Data items
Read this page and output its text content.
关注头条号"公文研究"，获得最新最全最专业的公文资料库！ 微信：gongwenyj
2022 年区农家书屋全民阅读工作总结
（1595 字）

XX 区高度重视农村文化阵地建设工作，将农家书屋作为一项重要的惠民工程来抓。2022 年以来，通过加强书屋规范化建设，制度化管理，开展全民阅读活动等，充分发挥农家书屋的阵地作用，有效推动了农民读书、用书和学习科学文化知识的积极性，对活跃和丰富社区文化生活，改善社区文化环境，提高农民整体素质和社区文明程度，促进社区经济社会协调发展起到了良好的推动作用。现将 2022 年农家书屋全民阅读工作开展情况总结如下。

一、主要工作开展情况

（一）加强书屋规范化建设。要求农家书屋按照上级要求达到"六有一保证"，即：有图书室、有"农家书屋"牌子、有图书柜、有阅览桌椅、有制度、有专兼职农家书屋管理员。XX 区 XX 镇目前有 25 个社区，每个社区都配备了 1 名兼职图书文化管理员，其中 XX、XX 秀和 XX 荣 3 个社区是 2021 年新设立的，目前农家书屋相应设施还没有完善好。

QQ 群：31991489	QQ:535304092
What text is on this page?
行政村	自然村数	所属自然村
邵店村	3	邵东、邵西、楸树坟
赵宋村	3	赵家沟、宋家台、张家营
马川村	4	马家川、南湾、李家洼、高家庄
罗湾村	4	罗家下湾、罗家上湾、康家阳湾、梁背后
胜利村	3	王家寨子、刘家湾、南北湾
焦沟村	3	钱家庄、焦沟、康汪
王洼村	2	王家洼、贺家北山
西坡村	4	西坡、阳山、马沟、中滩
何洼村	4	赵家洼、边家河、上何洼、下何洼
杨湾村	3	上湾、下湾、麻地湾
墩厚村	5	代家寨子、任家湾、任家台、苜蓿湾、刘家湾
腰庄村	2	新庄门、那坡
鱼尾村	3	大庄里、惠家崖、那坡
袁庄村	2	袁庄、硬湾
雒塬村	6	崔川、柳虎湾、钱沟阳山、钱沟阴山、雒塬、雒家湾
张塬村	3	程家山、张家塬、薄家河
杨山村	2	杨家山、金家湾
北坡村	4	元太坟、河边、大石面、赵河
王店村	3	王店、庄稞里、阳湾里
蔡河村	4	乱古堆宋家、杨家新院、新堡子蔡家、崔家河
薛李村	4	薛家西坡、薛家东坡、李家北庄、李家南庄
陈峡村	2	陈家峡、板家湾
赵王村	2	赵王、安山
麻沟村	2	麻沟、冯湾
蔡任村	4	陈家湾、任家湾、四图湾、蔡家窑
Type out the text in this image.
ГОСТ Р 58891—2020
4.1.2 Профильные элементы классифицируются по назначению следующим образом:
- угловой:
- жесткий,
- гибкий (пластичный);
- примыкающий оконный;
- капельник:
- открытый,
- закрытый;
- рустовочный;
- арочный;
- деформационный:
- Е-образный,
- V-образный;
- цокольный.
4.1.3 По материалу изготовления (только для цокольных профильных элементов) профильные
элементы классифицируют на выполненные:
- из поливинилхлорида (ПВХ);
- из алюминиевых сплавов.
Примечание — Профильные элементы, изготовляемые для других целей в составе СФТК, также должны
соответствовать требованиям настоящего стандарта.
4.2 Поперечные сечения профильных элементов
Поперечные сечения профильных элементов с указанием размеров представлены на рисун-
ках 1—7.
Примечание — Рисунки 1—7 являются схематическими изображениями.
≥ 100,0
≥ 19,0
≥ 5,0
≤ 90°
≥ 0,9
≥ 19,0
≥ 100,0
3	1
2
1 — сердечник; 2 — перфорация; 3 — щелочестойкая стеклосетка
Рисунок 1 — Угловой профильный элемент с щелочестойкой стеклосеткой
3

WRITTEN PROBLEM =
Your answer should consist only of the lines from the one with "Type out the text in this image." through the end of the data above, reproduced exactly.

EXERCISE RESULT =
Type out the text in this image.
ГОСТ Р 58891—2020
4.1.2 Профильные элементы классифицируются по назначению следующим образом:
- угловой:
- жесткий,
- гибкий (пластичный);
- примыкающий оконный;
- капельник:
- открытый,
- закрытый;
- рустовочный;
- арочный;
- деформационный:
- Е-образный,
- V-образный;
- цокольный.
4.1.3 По материалу изготовления (только для цокольных профильных элементов) профильные
элементы классифицируют на выполненные:
- из поливинилхлорида (ПВХ);
- из алюминиевых сплавов.
Примечание — Профильные элементы, изготовляемые для других целей в составе СФТК, также должны
соответствовать требованиям настоящего стандарта.
4.2 Поперечные сечения профильных элементов
Поперечные сечения профильных элементов с указанием размеров представлены на рисун-
ках 1—7.
Примечание — Рисунки 1—7 являются схематическими изображениями.
≥ 100,0
≥ 19,0
≥ 5,0
≤ 90°
≥ 0,9
≥ 19,0
≥ 100,0
3	1
2
1 — сердечник; 2 — перфорация; 3 — щелочестойкая стеклосетка
Рисунок 1 — Угловой профильный элемент с щелочестойкой стеклосеткой
3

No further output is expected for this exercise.